- What to produce -
Every entry that follows should be repeated exactly; drop the images.

- Working data -
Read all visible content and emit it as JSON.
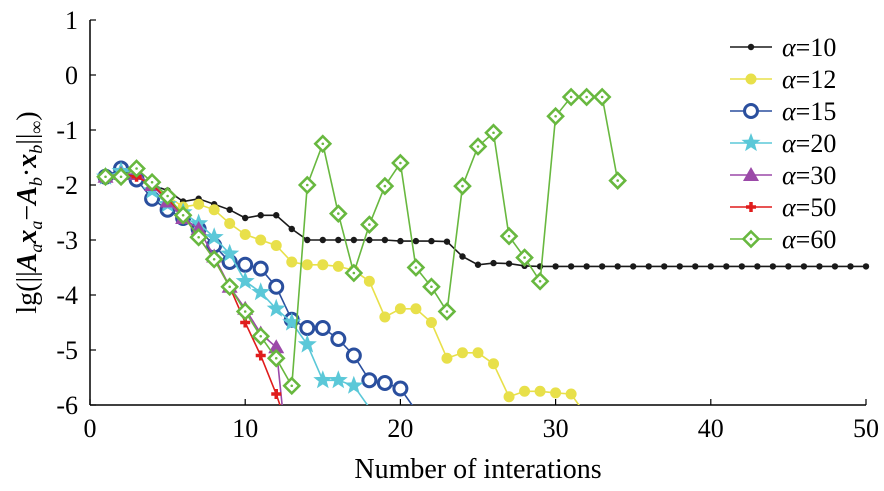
{
  "chart_data": {
    "type": "line",
    "xlabel": "Number of interations",
    "ylabel": "lg(||Aₐxₐ−A_bx_b||∞)",
    "ylabel_parts": [
      "lg(||",
      "A",
      "a",
      "x",
      "a",
      "−",
      "A",
      "b",
      "·",
      "x",
      "b",
      "||",
      "∞",
      ")"
    ],
    "xlim": [
      0,
      50
    ],
    "ylim": [
      -6,
      1
    ],
    "xticks": [
      0,
      10,
      20,
      30,
      40,
      50
    ],
    "yticks": [
      1,
      0,
      -1,
      -2,
      -3,
      -4,
      -5,
      -6
    ],
    "ytick_labels": [
      "1",
      "0",
      "-1",
      "-2",
      "-3",
      "-4",
      "-5",
      "-6"
    ],
    "grid": false,
    "legend_position": "top-right",
    "series": [
      {
        "name": "α=10",
        "greek": "α",
        "value_label": "=10",
        "color": "#1a1a1a",
        "marker": "dot",
        "x": [
          1,
          2,
          3,
          4,
          5,
          6,
          7,
          8,
          9,
          10,
          11,
          12,
          13,
          14,
          15,
          16,
          17,
          18,
          19,
          20,
          21,
          22,
          23,
          24,
          25,
          26,
          27,
          28,
          29,
          30,
          31,
          32,
          33,
          34,
          35,
          36,
          37,
          38,
          39,
          40,
          41,
          42,
          43,
          44,
          45,
          46,
          47,
          48,
          49,
          50
        ],
        "y": [
          -1.85,
          -1.85,
          -1.9,
          -2.0,
          -2.1,
          -2.3,
          -2.25,
          -2.35,
          -2.45,
          -2.6,
          -2.55,
          -2.55,
          -2.8,
          -3.0,
          -3.0,
          -3.0,
          -3.0,
          -3.0,
          -3.0,
          -3.02,
          -3.02,
          -3.02,
          -3.03,
          -3.3,
          -3.45,
          -3.42,
          -3.43,
          -3.47,
          -3.48,
          -3.48,
          -3.48,
          -3.48,
          -3.48,
          -3.48,
          -3.48,
          -3.48,
          -3.48,
          -3.48,
          -3.48,
          -3.48,
          -3.48,
          -3.48,
          -3.48,
          -3.48,
          -3.48,
          -3.48,
          -3.48,
          -3.48,
          -3.48,
          -3.48
        ]
      },
      {
        "name": "α=12",
        "greek": "α",
        "value_label": "=12",
        "color": "#e8e04a",
        "marker": "circle-filled",
        "x": [
          1,
          2,
          3,
          4,
          5,
          6,
          7,
          8,
          9,
          10,
          11,
          12,
          13,
          14,
          15,
          16,
          17,
          18,
          19,
          20,
          21,
          22,
          23,
          24,
          25,
          26,
          27,
          28,
          29,
          30,
          31,
          32
        ],
        "y": [
          -1.85,
          -1.7,
          -1.9,
          -2.0,
          -2.2,
          -2.4,
          -2.35,
          -2.45,
          -2.7,
          -2.9,
          -3.0,
          -3.1,
          -3.4,
          -3.45,
          -3.45,
          -3.48,
          -3.55,
          -3.75,
          -4.4,
          -4.25,
          -4.25,
          -4.5,
          -5.15,
          -5.05,
          -5.05,
          -5.25,
          -5.85,
          -5.75,
          -5.75,
          -5.78,
          -5.8,
          -6.2
        ]
      },
      {
        "name": "α=15",
        "greek": "α",
        "value_label": "=15",
        "color": "#2a4f9e",
        "marker": "circle-open",
        "x": [
          1,
          2,
          3,
          4,
          5,
          6,
          7,
          8,
          9,
          10,
          11,
          12,
          13,
          14,
          15,
          16,
          17,
          18,
          19,
          20,
          21
        ],
        "y": [
          -1.85,
          -1.7,
          -1.9,
          -2.25,
          -2.45,
          -2.6,
          -2.8,
          -3.1,
          -3.4,
          -3.45,
          -3.52,
          -3.85,
          -4.45,
          -4.6,
          -4.6,
          -4.8,
          -5.1,
          -5.55,
          -5.6,
          -5.7,
          -6.1
        ]
      },
      {
        "name": "α=20",
        "greek": "α",
        "value_label": "=20",
        "color": "#5bc8d8",
        "marker": "star",
        "x": [
          1,
          2,
          3,
          4,
          5,
          6,
          7,
          8,
          9,
          10,
          11,
          12,
          13,
          14,
          15,
          16,
          17,
          18
        ],
        "y": [
          -1.85,
          -1.75,
          -1.75,
          -2.1,
          -2.35,
          -2.5,
          -2.7,
          -2.95,
          -3.25,
          -3.75,
          -3.95,
          -4.25,
          -4.5,
          -4.9,
          -5.55,
          -5.55,
          -5.65,
          -6.05
        ]
      },
      {
        "name": "α=30",
        "greek": "α",
        "value_label": "=30",
        "color": "#9b49a8",
        "marker": "triangle",
        "x": [
          1,
          2,
          3,
          4,
          5,
          6,
          7,
          8,
          9,
          10,
          11,
          12,
          12.4
        ],
        "y": [
          -1.85,
          -1.8,
          -1.8,
          -2.0,
          -2.3,
          -2.6,
          -2.8,
          -3.3,
          -3.85,
          -4.25,
          -4.7,
          -4.95,
          -6.05
        ]
      },
      {
        "name": "α=50",
        "greek": "α",
        "value_label": "=50",
        "color": "#e01c1c",
        "marker": "plus",
        "x": [
          1,
          2,
          3,
          4,
          5,
          6,
          7,
          8,
          9,
          10,
          11,
          12,
          12.3
        ],
        "y": [
          -1.85,
          -1.8,
          -1.85,
          -2.0,
          -2.25,
          -2.55,
          -2.95,
          -3.35,
          -3.85,
          -4.5,
          -5.1,
          -5.8,
          -6.05
        ]
      },
      {
        "name": "α=60",
        "greek": "α",
        "value_label": "=60",
        "color": "#68b83f",
        "marker": "diamond",
        "x": [
          1,
          2,
          3,
          4,
          5,
          6,
          7,
          8,
          9,
          10,
          11,
          12,
          13,
          14,
          15,
          16,
          17,
          18,
          19,
          20,
          21,
          22,
          23,
          24,
          25,
          26,
          27,
          28,
          29,
          30,
          31,
          32,
          33,
          34
        ],
        "y": [
          -1.85,
          -1.85,
          -1.7,
          -1.95,
          -2.2,
          -2.55,
          -2.95,
          -3.35,
          -3.85,
          -4.3,
          -4.75,
          -5.15,
          -5.65,
          -2.0,
          -1.25,
          -2.52,
          -3.6,
          -2.72,
          -2.02,
          -1.6,
          -3.5,
          -3.85,
          -4.3,
          -2.02,
          -1.3,
          -1.05,
          -2.93,
          -3.32,
          -3.75,
          -0.75,
          -0.4,
          -0.4,
          -0.4,
          -1.92
        ]
      }
    ]
  }
}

- Correct output -
Read all visible content and emit it as JSON.
{
  "chart_data": {
    "type": "line",
    "xlabel": "Number of interations",
    "ylabel": "lg(||Aₐxₐ−A_bx_b||∞)",
    "ylabel_parts": [
      "lg(||",
      "A",
      "a",
      "x",
      "a",
      "−",
      "A",
      "b",
      "·",
      "x",
      "b",
      "||",
      "∞",
      ")"
    ],
    "xlim": [
      0,
      50
    ],
    "ylim": [
      -6,
      1
    ],
    "xticks": [
      0,
      10,
      20,
      30,
      40,
      50
    ],
    "yticks": [
      1,
      0,
      -1,
      -2,
      -3,
      -4,
      -5,
      -6
    ],
    "ytick_labels": [
      "1",
      "0",
      "-1",
      "-2",
      "-3",
      "-4",
      "-5",
      "-6"
    ],
    "grid": false,
    "legend_position": "top-right",
    "series": [
      {
        "name": "α=10",
        "greek": "α",
        "value_label": "=10",
        "color": "#1a1a1a",
        "marker": "dot",
        "x": [
          1,
          2,
          3,
          4,
          5,
          6,
          7,
          8,
          9,
          10,
          11,
          12,
          13,
          14,
          15,
          16,
          17,
          18,
          19,
          20,
          21,
          22,
          23,
          24,
          25,
          26,
          27,
          28,
          29,
          30,
          31,
          32,
          33,
          34,
          35,
          36,
          37,
          38,
          39,
          40,
          41,
          42,
          43,
          44,
          45,
          46,
          47,
          48,
          49,
          50
        ],
        "y": [
          -1.85,
          -1.85,
          -1.9,
          -2.0,
          -2.1,
          -2.3,
          -2.25,
          -2.35,
          -2.45,
          -2.6,
          -2.55,
          -2.55,
          -2.8,
          -3.0,
          -3.0,
          -3.0,
          -3.0,
          -3.0,
          -3.0,
          -3.02,
          -3.02,
          -3.02,
          -3.03,
          -3.3,
          -3.45,
          -3.42,
          -3.43,
          -3.47,
          -3.48,
          -3.48,
          -3.48,
          -3.48,
          -3.48,
          -3.48,
          -3.48,
          -3.48,
          -3.48,
          -3.48,
          -3.48,
          -3.48,
          -3.48,
          -3.48,
          -3.48,
          -3.48,
          -3.48,
          -3.48,
          -3.48,
          -3.48,
          -3.48,
          -3.48
        ]
      },
      {
        "name": "α=12",
        "greek": "α",
        "value_label": "=12",
        "color": "#e8e04a",
        "marker": "circle-filled",
        "x": [
          1,
          2,
          3,
          4,
          5,
          6,
          7,
          8,
          9,
          10,
          11,
          12,
          13,
          14,
          15,
          16,
          17,
          18,
          19,
          20,
          21,
          22,
          23,
          24,
          25,
          26,
          27,
          28,
          29,
          30,
          31,
          32
        ],
        "y": [
          -1.85,
          -1.7,
          -1.9,
          -2.0,
          -2.2,
          -2.4,
          -2.35,
          -2.45,
          -2.7,
          -2.9,
          -3.0,
          -3.1,
          -3.4,
          -3.45,
          -3.45,
          -3.48,
          -3.55,
          -3.75,
          -4.4,
          -4.25,
          -4.25,
          -4.5,
          -5.15,
          -5.05,
          -5.05,
          -5.25,
          -5.85,
          -5.75,
          -5.75,
          -5.78,
          -5.8,
          -6.2
        ]
      },
      {
        "name": "α=15",
        "greek": "α",
        "value_label": "=15",
        "color": "#2a4f9e",
        "marker": "circle-open",
        "x": [
          1,
          2,
          3,
          4,
          5,
          6,
          7,
          8,
          9,
          10,
          11,
          12,
          13,
          14,
          15,
          16,
          17,
          18,
          19,
          20,
          21
        ],
        "y": [
          -1.85,
          -1.7,
          -1.9,
          -2.25,
          -2.45,
          -2.6,
          -2.8,
          -3.1,
          -3.4,
          -3.45,
          -3.52,
          -3.85,
          -4.45,
          -4.6,
          -4.6,
          -4.8,
          -5.1,
          -5.55,
          -5.6,
          -5.7,
          -6.1
        ]
      },
      {
        "name": "α=20",
        "greek": "α",
        "value_label": "=20",
        "color": "#5bc8d8",
        "marker": "star",
        "x": [
          1,
          2,
          3,
          4,
          5,
          6,
          7,
          8,
          9,
          10,
          11,
          12,
          13,
          14,
          15,
          16,
          17,
          18
        ],
        "y": [
          -1.85,
          -1.75,
          -1.75,
          -2.1,
          -2.35,
          -2.5,
          -2.7,
          -2.95,
          -3.25,
          -3.75,
          -3.95,
          -4.25,
          -4.5,
          -4.9,
          -5.55,
          -5.55,
          -5.65,
          -6.05
        ]
      },
      {
        "name": "α=30",
        "greek": "α",
        "value_label": "=30",
        "color": "#9b49a8",
        "marker": "triangle",
        "x": [
          1,
          2,
          3,
          4,
          5,
          6,
          7,
          8,
          9,
          10,
          11,
          12,
          12.4
        ],
        "y": [
          -1.85,
          -1.8,
          -1.8,
          -2.0,
          -2.3,
          -2.6,
          -2.8,
          -3.3,
          -3.85,
          -4.25,
          -4.7,
          -4.95,
          -6.05
        ]
      },
      {
        "name": "α=50",
        "greek": "α",
        "value_label": "=50",
        "color": "#e01c1c",
        "marker": "plus",
        "x": [
          1,
          2,
          3,
          4,
          5,
          6,
          7,
          8,
          9,
          10,
          11,
          12,
          12.3
        ],
        "y": [
          -1.85,
          -1.8,
          -1.85,
          -2.0,
          -2.25,
          -2.55,
          -2.95,
          -3.35,
          -3.85,
          -4.5,
          -5.1,
          -5.8,
          -6.05
        ]
      },
      {
        "name": "α=60",
        "greek": "α",
        "value_label": "=60",
        "color": "#68b83f",
        "marker": "diamond",
        "x": [
          1,
          2,
          3,
          4,
          5,
          6,
          7,
          8,
          9,
          10,
          11,
          12,
          13,
          14,
          15,
          16,
          17,
          18,
          19,
          20,
          21,
          22,
          23,
          24,
          25,
          26,
          27,
          28,
          29,
          30,
          31,
          32,
          33,
          34
        ],
        "y": [
          -1.85,
          -1.85,
          -1.7,
          -1.95,
          -2.2,
          -2.55,
          -2.95,
          -3.35,
          -3.85,
          -4.3,
          -4.75,
          -5.15,
          -5.65,
          -2.0,
          -1.25,
          -2.52,
          -3.6,
          -2.72,
          -2.02,
          -1.6,
          -3.5,
          -3.85,
          -4.3,
          -2.02,
          -1.3,
          -1.05,
          -2.93,
          -3.32,
          -3.75,
          -0.75,
          -0.4,
          -0.4,
          -0.4,
          -1.92
        ]
      }
    ]
  }
}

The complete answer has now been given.